> _Exercise task_
All lines in which the word "probability" occurs are to be extracted.
Begin Supplied information
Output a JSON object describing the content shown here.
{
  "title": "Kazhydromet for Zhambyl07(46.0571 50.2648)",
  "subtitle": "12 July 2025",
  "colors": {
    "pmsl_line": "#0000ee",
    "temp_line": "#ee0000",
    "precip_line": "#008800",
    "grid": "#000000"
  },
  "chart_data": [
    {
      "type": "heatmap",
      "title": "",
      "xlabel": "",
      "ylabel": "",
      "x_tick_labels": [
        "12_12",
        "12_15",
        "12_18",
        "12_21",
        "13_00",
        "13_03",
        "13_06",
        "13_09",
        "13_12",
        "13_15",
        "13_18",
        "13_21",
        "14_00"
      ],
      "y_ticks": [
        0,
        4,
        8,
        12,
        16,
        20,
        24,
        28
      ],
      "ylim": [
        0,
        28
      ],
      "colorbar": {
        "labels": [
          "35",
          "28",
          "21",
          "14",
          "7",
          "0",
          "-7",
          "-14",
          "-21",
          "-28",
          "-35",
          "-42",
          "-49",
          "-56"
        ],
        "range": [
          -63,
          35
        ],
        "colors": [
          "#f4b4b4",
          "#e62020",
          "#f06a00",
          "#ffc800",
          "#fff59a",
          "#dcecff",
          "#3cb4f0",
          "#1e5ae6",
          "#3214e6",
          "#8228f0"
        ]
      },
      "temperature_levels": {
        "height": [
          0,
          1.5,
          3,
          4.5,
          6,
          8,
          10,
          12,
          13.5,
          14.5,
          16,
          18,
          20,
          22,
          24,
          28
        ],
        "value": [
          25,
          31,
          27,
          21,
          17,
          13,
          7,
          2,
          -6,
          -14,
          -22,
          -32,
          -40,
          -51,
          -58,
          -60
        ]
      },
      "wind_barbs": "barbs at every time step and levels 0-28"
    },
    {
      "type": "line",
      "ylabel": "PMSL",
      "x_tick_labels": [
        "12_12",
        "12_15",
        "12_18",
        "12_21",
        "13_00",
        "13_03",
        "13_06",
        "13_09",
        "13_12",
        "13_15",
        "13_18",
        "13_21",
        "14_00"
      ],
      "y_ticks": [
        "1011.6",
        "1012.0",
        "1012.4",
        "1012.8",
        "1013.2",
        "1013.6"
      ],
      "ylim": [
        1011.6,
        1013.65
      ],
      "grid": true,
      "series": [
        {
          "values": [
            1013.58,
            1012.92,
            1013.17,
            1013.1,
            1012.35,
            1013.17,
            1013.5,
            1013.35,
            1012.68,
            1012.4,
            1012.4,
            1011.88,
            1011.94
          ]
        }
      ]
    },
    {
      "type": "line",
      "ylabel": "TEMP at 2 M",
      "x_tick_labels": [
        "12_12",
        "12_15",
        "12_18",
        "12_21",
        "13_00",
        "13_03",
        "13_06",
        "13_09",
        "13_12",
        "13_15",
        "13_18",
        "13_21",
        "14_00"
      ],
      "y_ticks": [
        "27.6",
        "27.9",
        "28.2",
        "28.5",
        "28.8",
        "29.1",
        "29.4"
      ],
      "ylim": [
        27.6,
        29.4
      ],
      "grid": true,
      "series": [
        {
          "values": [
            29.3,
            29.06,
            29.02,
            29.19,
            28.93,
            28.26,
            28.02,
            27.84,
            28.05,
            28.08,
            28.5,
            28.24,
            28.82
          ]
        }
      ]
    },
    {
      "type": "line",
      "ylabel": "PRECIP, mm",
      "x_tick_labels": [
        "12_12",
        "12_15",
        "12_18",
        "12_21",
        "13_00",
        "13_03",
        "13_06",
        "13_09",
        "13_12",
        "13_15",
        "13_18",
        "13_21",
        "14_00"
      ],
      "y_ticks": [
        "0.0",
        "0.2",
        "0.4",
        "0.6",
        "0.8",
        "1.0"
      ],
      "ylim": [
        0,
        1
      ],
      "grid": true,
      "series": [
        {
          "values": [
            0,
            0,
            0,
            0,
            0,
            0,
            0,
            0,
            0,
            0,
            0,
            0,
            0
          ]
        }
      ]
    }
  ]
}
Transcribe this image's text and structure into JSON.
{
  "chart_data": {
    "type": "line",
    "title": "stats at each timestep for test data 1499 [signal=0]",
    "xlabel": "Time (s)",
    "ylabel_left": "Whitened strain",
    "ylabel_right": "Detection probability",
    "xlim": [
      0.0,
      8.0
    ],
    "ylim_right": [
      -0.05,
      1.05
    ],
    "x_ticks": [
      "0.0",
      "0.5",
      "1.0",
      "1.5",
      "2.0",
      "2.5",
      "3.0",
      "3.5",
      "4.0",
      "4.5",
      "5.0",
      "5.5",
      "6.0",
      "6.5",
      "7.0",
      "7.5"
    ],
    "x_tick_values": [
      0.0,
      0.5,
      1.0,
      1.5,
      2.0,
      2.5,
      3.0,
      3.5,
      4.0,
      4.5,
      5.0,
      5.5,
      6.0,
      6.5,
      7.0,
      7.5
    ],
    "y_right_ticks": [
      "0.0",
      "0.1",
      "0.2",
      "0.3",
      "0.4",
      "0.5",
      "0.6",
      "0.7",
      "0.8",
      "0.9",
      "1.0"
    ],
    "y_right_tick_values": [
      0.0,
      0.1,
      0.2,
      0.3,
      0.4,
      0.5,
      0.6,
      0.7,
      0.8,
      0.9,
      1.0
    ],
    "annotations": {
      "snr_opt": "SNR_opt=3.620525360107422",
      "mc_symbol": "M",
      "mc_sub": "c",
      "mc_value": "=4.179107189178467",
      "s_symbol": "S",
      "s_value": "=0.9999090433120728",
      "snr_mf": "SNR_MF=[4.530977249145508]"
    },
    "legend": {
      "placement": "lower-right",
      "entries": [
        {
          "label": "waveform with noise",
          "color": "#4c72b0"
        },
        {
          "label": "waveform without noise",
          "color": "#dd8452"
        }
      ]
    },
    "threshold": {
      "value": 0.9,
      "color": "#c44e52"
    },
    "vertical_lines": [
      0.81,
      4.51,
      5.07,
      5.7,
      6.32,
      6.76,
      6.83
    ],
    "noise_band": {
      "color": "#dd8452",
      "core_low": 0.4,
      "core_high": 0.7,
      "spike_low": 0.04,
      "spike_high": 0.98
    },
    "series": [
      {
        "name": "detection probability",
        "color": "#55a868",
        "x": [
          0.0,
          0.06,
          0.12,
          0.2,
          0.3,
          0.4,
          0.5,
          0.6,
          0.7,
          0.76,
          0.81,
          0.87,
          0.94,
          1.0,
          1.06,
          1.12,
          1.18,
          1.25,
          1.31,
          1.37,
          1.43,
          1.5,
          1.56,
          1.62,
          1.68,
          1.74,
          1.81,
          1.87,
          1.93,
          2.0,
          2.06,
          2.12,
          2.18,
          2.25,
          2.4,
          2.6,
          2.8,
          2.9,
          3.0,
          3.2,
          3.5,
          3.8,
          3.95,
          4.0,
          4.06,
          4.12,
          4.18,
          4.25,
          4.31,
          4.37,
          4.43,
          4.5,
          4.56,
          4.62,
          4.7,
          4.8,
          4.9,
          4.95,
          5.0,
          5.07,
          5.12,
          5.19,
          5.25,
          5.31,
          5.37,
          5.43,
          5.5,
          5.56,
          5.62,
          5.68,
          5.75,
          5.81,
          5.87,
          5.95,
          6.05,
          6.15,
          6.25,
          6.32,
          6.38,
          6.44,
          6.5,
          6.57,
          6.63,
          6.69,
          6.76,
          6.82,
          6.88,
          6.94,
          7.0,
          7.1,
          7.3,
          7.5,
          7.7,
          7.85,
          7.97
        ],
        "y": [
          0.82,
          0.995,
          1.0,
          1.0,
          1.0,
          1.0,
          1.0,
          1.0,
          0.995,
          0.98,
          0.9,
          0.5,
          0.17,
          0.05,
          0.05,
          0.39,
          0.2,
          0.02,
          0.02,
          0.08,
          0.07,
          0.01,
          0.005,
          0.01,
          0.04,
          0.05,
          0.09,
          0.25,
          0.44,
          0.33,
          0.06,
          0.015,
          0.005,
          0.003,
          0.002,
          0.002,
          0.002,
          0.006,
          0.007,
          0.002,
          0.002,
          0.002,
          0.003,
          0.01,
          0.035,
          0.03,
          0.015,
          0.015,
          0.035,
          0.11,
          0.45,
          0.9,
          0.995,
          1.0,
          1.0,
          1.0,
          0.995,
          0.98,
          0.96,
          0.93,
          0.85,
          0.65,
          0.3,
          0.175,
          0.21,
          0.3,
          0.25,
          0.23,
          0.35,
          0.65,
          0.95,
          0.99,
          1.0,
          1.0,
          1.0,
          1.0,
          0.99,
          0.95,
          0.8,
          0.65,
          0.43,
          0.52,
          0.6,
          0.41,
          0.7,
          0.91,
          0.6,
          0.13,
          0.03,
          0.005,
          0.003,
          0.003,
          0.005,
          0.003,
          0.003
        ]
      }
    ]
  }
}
End Supplied information
> _Exercise solution_
    "ylabel_right": "Detection probability",
        "name": "detection probability",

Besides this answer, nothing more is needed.